▸ EXERCISE DIRECTIONS
Locate the string "find" in the records below. Copy every line where it occurs.

(Recorded data)
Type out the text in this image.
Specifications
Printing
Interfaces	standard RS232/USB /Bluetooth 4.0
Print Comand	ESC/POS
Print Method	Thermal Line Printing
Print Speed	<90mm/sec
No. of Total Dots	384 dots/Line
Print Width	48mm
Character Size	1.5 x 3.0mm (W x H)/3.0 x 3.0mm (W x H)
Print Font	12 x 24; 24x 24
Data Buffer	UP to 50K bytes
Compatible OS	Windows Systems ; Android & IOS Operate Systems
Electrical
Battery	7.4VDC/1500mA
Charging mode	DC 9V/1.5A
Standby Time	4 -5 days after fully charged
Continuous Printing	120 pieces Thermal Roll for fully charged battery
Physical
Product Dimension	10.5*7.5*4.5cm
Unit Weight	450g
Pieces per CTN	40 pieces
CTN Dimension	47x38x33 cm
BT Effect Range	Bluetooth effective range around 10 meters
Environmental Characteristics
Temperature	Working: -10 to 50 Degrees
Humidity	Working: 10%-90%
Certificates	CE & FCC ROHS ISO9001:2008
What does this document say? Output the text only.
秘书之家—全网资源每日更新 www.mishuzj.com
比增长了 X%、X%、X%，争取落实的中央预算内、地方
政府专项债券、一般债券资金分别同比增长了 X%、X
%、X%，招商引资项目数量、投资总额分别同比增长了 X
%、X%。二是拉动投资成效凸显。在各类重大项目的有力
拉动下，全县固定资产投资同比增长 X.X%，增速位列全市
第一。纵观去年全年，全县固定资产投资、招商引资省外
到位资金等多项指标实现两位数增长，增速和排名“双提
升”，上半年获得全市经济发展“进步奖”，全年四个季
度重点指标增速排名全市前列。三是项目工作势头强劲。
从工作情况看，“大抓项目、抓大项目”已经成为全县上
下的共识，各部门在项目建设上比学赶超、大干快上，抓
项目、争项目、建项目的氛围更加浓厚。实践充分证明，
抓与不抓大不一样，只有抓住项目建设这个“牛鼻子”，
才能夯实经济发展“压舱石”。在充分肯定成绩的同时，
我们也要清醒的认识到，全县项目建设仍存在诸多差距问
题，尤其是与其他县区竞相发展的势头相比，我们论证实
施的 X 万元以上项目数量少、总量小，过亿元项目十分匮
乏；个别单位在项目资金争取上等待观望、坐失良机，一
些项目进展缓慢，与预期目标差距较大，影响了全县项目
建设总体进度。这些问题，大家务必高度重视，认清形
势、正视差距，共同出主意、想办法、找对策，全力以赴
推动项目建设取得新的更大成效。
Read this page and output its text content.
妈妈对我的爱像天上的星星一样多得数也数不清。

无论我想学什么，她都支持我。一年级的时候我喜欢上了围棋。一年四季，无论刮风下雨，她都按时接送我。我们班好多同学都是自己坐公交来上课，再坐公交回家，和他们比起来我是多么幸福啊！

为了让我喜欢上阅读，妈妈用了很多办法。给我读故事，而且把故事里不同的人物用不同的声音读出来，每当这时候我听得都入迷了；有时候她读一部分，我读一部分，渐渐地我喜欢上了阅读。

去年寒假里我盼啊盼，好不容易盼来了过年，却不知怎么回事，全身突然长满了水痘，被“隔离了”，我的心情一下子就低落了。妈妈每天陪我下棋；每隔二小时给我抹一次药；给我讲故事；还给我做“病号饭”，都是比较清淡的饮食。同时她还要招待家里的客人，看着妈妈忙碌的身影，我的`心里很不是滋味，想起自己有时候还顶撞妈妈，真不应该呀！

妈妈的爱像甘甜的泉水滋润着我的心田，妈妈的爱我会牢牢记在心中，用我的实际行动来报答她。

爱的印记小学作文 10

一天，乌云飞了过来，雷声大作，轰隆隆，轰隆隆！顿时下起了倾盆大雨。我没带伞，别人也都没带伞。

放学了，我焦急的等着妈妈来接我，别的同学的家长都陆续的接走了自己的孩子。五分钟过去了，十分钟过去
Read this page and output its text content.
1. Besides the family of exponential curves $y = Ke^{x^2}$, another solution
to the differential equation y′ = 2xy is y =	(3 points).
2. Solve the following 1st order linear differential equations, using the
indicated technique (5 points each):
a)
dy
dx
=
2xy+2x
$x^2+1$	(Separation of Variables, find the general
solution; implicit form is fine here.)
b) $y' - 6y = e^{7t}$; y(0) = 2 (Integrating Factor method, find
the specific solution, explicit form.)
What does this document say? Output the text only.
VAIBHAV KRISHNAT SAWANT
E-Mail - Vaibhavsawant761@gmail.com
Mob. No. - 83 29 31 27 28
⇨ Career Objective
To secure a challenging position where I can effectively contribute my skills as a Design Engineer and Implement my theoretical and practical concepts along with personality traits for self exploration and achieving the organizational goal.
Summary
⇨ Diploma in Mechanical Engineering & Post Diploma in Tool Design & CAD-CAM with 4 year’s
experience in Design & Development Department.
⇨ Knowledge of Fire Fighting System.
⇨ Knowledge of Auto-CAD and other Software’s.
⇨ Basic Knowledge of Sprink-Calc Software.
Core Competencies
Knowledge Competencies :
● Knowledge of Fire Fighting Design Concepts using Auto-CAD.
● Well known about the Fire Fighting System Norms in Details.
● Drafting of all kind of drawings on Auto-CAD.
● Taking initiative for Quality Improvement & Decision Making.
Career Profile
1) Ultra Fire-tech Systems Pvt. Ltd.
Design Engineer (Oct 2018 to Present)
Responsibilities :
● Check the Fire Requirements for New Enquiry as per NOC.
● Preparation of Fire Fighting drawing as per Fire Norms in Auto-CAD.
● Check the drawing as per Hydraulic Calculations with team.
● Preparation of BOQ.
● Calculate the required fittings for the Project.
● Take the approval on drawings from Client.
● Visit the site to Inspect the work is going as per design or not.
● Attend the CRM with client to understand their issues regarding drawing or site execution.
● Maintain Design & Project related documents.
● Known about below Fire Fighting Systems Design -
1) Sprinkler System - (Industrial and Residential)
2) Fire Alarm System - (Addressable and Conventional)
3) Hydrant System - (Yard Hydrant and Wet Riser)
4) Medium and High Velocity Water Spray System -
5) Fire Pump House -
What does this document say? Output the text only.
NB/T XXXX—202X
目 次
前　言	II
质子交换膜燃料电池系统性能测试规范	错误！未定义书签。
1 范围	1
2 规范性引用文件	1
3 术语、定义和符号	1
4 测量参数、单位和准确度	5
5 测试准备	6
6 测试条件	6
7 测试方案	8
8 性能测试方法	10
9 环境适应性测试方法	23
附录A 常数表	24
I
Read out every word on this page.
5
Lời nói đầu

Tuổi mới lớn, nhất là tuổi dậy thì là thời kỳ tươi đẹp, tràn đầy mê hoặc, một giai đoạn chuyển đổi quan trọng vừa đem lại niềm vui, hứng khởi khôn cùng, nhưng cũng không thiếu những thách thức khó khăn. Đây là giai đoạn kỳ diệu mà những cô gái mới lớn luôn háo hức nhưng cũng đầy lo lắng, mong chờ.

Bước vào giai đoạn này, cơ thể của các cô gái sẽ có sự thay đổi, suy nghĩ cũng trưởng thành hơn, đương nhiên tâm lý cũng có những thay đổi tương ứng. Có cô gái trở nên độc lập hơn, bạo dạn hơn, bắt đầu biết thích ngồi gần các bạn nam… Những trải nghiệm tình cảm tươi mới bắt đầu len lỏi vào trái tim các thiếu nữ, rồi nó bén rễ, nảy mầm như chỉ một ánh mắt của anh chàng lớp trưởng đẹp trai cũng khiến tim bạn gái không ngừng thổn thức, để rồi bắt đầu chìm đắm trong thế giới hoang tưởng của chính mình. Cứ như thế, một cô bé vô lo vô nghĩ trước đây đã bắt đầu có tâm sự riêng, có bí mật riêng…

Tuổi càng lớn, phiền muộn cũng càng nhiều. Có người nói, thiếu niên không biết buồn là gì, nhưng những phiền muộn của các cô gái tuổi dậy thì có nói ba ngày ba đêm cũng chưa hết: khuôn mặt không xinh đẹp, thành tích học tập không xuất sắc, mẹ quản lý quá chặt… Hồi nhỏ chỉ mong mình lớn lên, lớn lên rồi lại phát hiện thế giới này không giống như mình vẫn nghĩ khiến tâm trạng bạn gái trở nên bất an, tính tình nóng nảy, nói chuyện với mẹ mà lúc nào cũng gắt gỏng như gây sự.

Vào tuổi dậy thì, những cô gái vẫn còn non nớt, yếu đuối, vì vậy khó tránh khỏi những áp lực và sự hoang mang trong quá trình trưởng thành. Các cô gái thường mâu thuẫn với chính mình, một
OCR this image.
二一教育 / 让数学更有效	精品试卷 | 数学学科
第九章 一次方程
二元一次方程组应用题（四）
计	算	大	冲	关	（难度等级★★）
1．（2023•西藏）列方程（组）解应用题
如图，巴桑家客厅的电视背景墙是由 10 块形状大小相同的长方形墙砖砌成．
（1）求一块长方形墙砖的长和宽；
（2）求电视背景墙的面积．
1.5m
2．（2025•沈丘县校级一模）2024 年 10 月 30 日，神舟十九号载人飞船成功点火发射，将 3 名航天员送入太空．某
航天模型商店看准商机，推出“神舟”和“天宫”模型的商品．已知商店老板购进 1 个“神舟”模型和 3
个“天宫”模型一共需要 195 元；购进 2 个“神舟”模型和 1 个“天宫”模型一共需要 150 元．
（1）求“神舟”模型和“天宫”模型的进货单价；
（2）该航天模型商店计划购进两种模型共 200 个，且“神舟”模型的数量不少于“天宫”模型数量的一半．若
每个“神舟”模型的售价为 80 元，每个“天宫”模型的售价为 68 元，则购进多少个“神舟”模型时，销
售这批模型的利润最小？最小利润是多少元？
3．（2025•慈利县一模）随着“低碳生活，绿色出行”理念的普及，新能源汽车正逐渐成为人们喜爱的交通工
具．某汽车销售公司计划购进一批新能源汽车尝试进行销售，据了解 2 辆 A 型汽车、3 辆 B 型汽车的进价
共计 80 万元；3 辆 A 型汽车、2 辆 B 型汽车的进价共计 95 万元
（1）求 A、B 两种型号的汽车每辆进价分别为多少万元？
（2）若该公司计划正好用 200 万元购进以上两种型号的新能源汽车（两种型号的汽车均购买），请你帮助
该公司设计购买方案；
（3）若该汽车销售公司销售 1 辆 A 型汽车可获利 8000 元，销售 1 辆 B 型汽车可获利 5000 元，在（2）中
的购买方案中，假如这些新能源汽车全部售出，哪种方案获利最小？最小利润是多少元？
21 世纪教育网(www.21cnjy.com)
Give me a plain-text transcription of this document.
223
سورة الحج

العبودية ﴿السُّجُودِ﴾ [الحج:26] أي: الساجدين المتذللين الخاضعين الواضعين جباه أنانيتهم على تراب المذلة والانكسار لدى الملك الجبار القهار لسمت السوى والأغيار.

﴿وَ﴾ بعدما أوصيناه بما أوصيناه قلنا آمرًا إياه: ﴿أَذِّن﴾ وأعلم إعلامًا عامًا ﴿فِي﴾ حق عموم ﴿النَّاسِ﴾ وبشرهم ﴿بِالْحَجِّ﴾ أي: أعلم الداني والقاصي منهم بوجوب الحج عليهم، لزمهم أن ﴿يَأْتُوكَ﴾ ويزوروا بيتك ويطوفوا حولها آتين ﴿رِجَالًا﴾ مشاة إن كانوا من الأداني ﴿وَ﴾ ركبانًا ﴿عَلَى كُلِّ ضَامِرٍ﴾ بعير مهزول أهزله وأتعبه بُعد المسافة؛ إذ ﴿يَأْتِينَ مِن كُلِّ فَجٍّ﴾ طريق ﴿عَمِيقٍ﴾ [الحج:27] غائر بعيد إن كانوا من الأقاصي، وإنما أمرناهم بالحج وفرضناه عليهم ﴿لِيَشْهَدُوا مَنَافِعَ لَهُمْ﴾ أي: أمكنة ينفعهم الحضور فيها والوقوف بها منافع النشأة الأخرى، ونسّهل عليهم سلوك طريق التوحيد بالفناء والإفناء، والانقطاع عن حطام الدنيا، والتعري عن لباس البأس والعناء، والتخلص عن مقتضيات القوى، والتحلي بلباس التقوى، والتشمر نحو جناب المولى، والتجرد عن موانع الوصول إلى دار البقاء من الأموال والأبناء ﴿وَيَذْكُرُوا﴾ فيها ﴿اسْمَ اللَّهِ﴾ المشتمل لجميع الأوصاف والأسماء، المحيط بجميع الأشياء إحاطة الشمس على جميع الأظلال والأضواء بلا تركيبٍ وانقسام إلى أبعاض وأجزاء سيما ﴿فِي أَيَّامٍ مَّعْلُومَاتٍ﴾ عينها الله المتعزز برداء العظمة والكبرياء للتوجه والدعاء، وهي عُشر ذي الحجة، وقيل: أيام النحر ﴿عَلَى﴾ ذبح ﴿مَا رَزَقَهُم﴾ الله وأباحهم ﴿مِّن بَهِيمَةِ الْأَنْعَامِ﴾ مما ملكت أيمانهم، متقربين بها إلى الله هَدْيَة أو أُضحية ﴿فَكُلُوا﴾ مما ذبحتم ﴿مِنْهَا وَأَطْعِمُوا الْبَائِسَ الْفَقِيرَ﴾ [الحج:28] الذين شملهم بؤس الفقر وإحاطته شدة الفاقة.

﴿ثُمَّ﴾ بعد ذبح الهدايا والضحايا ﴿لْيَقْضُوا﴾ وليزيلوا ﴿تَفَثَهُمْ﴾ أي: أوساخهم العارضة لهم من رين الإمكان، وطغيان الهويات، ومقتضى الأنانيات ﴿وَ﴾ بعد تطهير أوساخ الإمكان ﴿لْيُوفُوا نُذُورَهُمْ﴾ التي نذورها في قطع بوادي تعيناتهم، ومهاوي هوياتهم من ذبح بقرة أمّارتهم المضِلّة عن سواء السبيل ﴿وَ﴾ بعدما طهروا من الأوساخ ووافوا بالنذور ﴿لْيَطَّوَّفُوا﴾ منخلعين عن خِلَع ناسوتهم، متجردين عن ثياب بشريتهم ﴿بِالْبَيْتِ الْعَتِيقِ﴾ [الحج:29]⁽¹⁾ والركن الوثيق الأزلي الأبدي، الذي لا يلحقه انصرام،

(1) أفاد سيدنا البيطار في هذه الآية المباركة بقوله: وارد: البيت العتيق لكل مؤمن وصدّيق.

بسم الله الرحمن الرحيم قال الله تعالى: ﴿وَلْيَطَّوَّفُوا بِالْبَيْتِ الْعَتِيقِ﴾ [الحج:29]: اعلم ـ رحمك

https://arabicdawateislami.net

▸ FINAL ANSWER
$x^2+1$	(Separation of Variables, find the general
b) $y' - 6y = e^{7t}$; y(0) = 2 (Integrating Factor method, find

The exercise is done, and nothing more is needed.